> [THE TASK] Extract every line that contains the word "boolean".

> [EXTRACTED DATA]

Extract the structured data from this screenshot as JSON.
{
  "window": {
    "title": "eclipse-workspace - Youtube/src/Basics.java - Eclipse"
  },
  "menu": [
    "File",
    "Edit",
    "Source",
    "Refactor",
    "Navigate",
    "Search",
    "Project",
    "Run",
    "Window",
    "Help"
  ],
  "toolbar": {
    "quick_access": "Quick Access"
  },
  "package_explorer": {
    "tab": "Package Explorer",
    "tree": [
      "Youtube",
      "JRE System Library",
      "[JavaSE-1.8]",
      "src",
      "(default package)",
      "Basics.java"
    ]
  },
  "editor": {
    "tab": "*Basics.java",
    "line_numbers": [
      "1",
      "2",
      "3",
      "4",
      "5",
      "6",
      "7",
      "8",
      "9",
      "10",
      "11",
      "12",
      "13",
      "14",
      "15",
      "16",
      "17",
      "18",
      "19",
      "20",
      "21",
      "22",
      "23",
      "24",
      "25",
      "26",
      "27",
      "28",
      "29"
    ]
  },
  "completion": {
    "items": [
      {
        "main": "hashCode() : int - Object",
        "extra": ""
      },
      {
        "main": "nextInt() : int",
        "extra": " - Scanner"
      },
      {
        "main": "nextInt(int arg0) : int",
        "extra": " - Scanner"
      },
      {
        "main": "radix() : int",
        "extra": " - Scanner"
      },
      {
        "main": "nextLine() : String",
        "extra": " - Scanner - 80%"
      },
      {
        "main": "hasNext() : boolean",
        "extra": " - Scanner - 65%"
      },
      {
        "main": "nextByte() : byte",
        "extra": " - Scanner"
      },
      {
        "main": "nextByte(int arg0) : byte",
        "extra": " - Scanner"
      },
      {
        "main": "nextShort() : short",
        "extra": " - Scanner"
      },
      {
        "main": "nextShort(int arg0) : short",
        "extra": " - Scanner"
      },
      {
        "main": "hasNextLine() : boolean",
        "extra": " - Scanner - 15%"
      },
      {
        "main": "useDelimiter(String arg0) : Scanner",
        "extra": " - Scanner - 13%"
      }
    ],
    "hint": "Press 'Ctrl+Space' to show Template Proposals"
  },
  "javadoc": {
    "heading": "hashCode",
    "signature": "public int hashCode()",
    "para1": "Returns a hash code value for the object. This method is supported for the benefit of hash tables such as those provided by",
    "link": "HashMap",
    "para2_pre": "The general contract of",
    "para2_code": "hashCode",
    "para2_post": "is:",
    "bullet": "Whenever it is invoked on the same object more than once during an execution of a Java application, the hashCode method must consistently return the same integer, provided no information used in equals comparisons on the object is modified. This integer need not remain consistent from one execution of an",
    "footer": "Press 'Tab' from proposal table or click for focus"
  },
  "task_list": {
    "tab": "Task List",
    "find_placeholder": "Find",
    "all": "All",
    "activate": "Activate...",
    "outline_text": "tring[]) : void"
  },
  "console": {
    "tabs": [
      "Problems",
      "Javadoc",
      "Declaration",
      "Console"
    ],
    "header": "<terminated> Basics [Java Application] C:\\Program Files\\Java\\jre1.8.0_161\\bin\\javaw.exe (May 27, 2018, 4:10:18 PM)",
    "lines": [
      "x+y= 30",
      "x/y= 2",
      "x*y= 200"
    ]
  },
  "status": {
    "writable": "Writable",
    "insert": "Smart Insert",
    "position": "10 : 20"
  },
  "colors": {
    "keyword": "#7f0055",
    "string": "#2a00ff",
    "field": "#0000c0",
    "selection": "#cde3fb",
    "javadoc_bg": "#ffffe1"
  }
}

> [FULL SOLUTION]
        "main": "hasNext() : boolean",
        "main": "hasNextLine() : boolean",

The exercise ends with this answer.